-- START Data provided --

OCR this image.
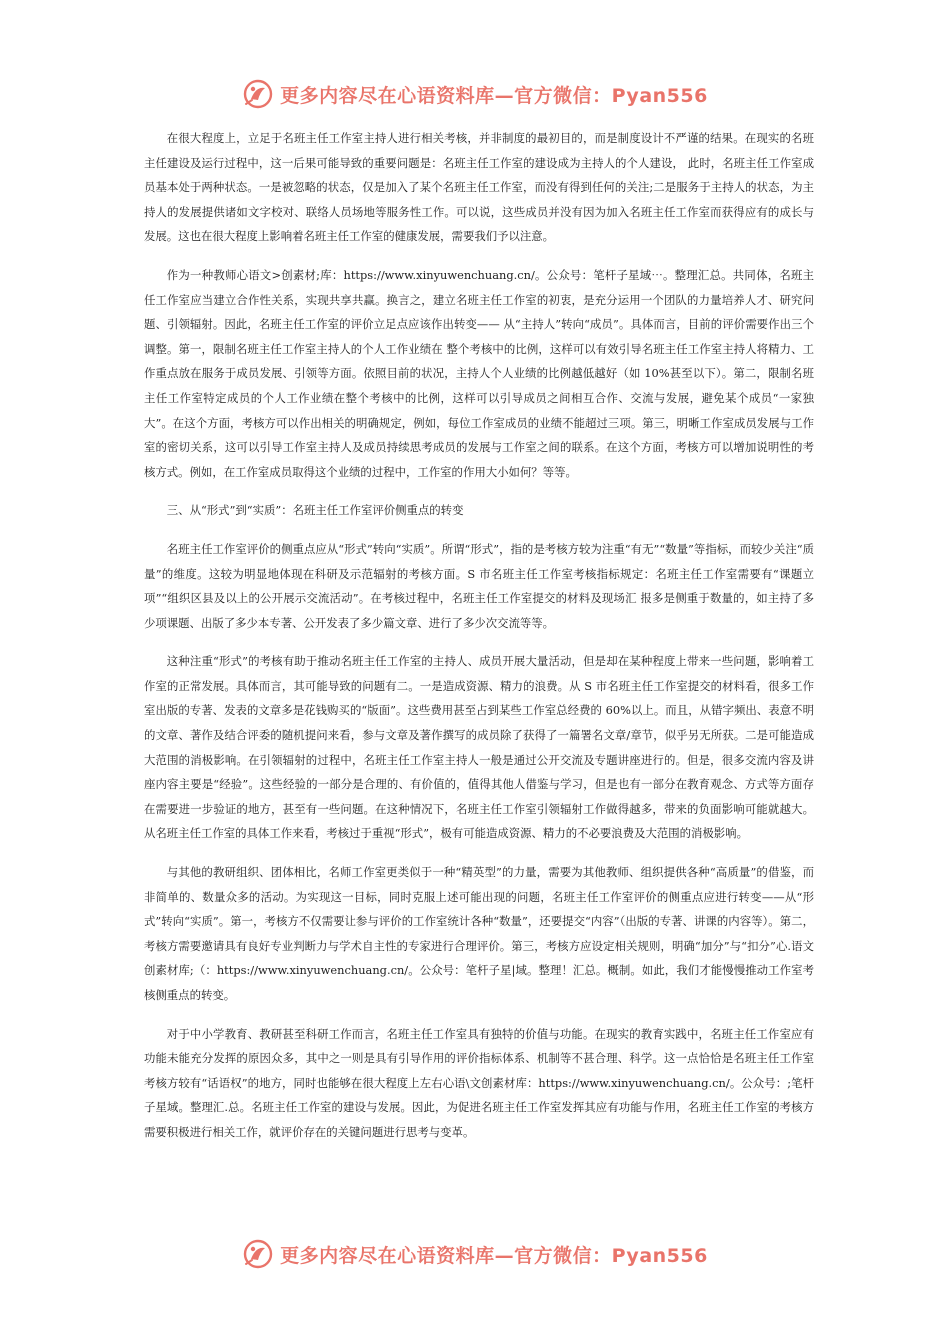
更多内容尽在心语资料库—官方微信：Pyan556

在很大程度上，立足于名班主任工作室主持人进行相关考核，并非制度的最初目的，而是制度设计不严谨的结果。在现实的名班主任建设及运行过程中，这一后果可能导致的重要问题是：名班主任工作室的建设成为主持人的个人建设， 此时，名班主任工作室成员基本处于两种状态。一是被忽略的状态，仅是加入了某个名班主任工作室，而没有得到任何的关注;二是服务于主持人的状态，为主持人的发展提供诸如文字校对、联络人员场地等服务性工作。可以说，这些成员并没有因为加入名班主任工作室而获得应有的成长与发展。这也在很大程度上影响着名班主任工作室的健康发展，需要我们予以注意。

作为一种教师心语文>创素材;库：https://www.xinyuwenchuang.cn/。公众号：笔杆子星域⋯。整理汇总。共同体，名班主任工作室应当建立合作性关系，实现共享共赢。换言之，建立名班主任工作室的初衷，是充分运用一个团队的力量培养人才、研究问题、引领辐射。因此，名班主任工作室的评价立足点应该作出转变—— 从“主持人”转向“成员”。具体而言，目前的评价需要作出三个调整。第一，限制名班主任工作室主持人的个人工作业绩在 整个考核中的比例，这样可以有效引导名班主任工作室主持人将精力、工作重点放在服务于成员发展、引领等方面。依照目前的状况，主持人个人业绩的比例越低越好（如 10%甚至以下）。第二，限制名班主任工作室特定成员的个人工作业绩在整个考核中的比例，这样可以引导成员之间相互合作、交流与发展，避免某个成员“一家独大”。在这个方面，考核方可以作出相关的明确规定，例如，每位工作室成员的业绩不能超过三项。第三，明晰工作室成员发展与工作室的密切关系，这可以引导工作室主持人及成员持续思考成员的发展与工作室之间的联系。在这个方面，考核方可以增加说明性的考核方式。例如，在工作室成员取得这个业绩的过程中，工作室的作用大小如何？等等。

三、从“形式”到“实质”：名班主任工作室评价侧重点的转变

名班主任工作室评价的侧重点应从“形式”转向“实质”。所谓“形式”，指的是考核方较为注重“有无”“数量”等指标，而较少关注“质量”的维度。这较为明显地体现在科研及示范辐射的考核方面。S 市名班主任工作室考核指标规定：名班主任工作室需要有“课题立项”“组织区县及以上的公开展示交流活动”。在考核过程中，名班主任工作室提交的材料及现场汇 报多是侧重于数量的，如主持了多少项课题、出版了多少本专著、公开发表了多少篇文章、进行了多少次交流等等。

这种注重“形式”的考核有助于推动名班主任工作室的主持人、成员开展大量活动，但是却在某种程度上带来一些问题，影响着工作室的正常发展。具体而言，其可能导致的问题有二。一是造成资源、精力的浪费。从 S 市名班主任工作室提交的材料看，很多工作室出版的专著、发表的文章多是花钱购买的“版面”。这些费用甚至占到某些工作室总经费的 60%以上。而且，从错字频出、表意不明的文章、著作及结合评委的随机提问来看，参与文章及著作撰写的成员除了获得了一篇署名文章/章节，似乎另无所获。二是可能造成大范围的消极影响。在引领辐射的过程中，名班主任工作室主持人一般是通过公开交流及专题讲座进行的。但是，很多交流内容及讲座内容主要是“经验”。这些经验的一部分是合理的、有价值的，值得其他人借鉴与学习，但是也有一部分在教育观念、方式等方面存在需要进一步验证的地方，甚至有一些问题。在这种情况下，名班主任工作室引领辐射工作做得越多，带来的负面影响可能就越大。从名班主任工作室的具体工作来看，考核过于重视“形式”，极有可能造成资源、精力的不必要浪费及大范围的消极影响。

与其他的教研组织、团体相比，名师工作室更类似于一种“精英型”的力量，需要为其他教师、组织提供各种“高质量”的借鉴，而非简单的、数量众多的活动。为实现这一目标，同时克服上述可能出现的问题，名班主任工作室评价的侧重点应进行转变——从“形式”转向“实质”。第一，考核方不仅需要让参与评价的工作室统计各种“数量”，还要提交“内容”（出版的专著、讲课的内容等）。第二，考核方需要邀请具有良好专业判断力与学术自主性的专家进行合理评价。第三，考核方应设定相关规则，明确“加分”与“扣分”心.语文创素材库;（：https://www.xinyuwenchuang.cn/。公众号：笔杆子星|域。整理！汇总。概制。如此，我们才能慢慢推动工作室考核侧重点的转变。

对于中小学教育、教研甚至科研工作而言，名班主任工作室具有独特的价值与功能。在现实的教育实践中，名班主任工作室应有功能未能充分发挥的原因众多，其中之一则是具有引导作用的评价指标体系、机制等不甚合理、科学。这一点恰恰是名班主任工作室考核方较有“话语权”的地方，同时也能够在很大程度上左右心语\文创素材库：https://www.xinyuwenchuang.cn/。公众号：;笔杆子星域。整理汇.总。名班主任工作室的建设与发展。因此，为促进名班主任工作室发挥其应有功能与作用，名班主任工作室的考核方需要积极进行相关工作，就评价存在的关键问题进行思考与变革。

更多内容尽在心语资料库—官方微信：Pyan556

-- END Data provided --
-- START Data provided --

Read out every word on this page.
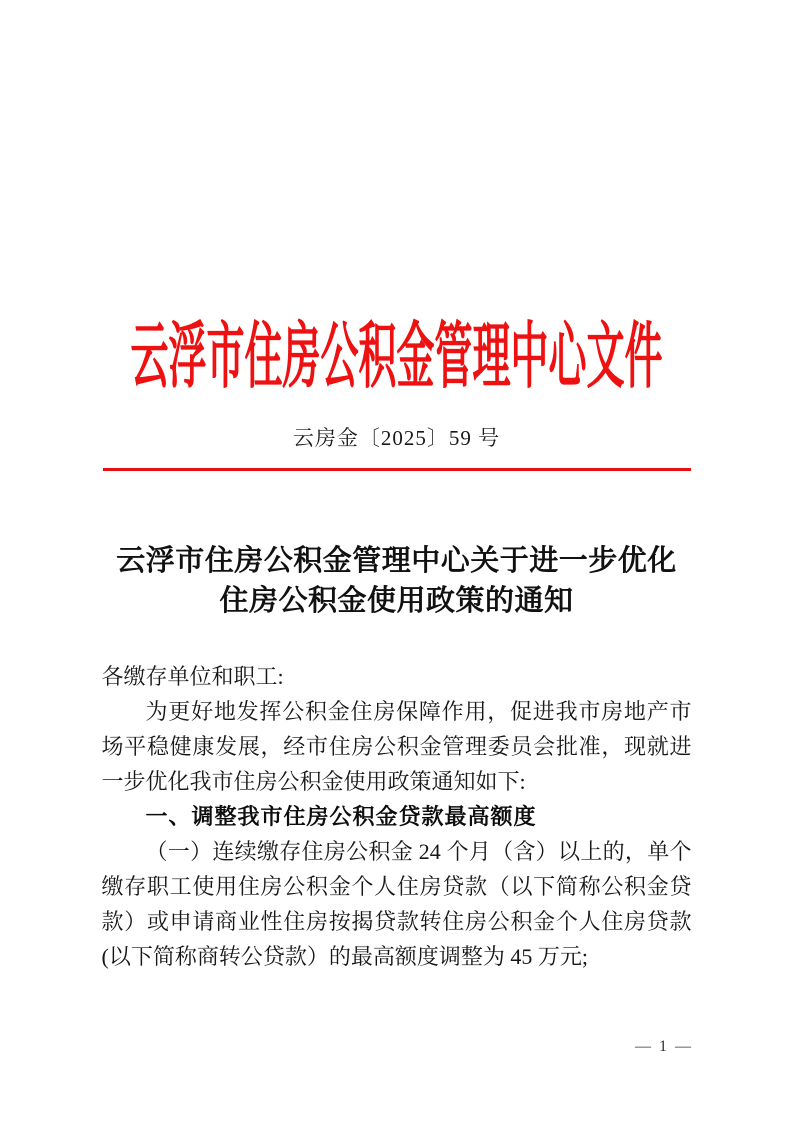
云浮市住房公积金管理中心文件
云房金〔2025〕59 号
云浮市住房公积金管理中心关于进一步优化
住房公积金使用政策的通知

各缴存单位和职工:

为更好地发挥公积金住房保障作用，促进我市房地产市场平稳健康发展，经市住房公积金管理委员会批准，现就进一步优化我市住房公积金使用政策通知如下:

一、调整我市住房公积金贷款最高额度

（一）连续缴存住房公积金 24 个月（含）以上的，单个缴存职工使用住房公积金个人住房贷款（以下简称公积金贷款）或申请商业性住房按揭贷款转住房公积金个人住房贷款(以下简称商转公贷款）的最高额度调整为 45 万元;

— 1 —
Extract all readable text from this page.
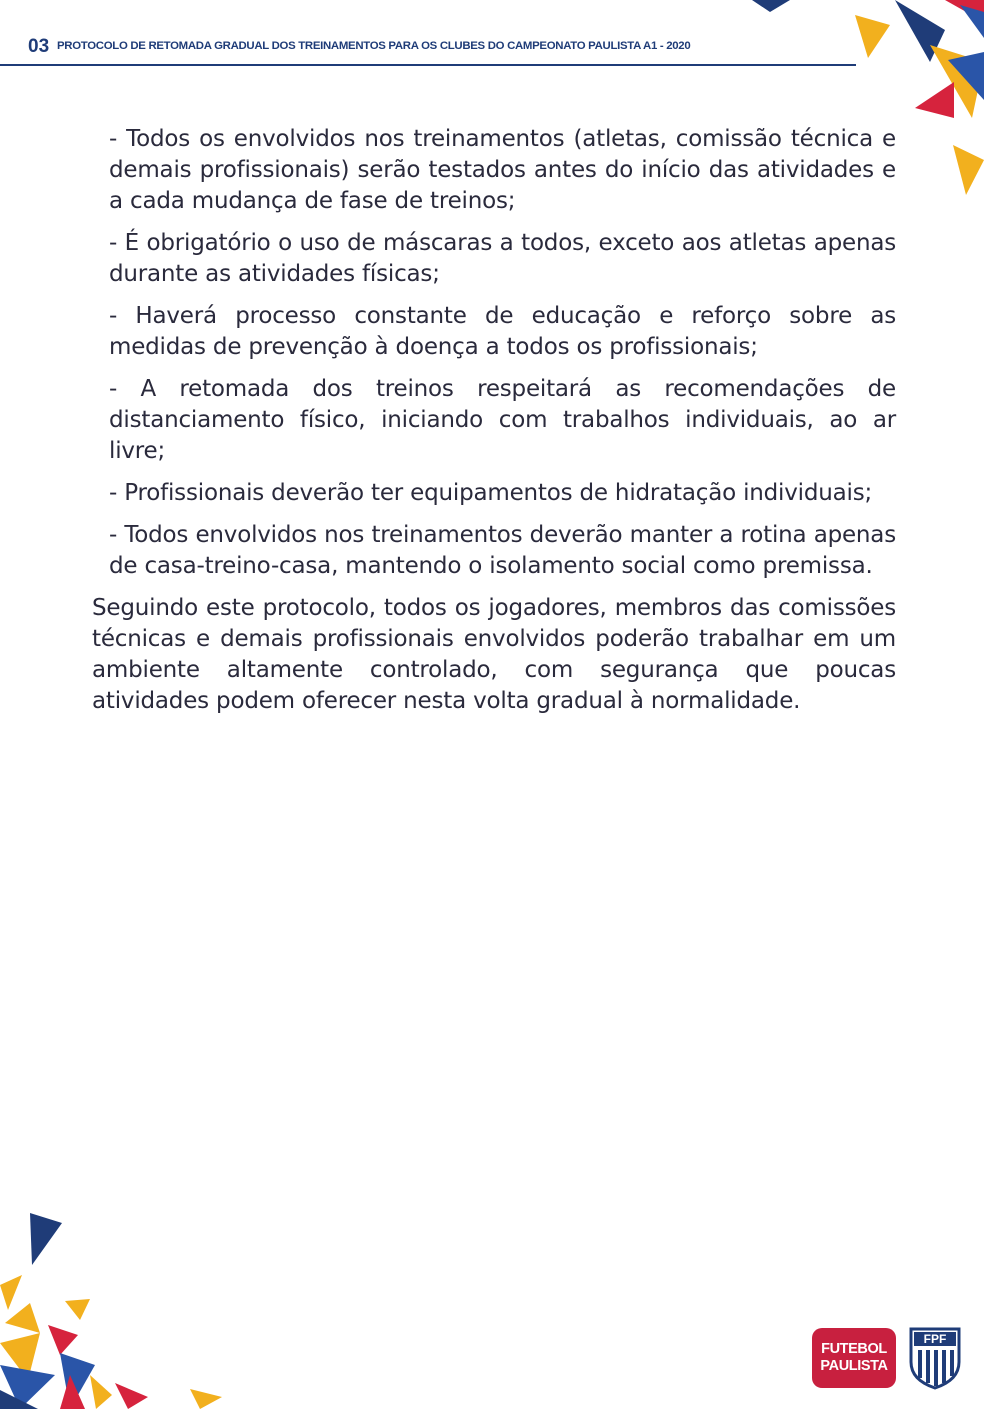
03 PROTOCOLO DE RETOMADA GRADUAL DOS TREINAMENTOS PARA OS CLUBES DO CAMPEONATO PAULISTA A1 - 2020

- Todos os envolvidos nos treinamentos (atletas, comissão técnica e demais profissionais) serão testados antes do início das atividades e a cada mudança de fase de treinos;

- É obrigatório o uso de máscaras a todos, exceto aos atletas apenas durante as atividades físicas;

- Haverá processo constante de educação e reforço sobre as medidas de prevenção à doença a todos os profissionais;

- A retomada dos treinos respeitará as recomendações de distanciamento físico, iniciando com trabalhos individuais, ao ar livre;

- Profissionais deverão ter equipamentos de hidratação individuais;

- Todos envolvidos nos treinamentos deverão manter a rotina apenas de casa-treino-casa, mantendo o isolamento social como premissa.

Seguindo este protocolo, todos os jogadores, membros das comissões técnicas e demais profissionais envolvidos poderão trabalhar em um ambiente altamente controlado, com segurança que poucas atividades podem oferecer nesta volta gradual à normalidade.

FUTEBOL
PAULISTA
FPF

-- END Data provided --
-- START Data provided --

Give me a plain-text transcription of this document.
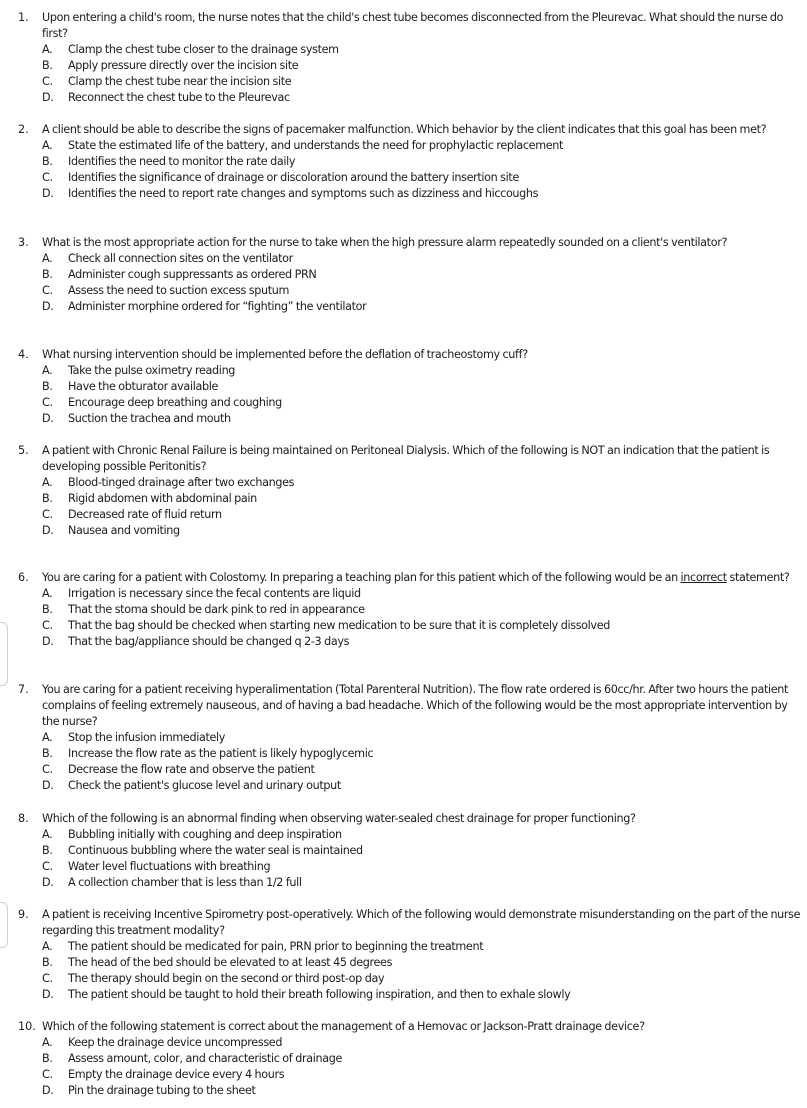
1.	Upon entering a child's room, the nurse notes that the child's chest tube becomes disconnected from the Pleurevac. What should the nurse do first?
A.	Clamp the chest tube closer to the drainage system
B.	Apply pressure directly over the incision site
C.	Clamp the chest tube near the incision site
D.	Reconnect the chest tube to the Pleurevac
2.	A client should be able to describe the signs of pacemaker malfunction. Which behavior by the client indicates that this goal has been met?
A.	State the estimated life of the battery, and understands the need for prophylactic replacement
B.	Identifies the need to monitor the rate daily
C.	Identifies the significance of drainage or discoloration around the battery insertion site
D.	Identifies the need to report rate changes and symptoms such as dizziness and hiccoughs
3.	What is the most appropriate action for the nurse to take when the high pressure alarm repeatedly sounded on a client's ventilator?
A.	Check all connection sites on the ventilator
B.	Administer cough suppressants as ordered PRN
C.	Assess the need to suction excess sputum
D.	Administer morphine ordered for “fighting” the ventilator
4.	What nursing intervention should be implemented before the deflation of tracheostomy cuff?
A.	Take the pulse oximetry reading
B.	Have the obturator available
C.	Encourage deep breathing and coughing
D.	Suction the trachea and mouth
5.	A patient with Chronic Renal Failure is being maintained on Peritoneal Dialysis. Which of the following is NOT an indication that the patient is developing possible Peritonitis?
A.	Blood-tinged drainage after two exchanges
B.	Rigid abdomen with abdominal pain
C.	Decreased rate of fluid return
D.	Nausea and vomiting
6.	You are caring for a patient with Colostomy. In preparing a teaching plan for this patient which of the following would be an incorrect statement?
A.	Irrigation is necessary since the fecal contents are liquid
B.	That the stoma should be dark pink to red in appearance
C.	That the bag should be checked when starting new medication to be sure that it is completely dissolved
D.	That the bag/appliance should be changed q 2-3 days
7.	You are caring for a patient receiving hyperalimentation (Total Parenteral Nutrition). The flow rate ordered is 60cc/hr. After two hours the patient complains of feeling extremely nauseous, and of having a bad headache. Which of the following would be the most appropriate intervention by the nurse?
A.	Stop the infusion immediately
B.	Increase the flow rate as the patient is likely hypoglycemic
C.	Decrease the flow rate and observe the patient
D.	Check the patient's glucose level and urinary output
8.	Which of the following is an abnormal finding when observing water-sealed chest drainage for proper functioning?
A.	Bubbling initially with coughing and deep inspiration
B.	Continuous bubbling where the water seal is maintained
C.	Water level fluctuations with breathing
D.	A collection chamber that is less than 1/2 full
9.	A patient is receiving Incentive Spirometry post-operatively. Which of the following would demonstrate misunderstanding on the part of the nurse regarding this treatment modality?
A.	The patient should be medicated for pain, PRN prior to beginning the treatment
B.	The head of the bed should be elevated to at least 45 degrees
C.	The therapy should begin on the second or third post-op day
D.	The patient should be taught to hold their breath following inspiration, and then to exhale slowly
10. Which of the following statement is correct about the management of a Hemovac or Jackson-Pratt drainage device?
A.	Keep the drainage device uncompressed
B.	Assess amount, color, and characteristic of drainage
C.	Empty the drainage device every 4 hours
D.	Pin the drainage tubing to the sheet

-- END Data provided --

How many of the lines above include the string "具体而言"? Reply with the number by itself.

2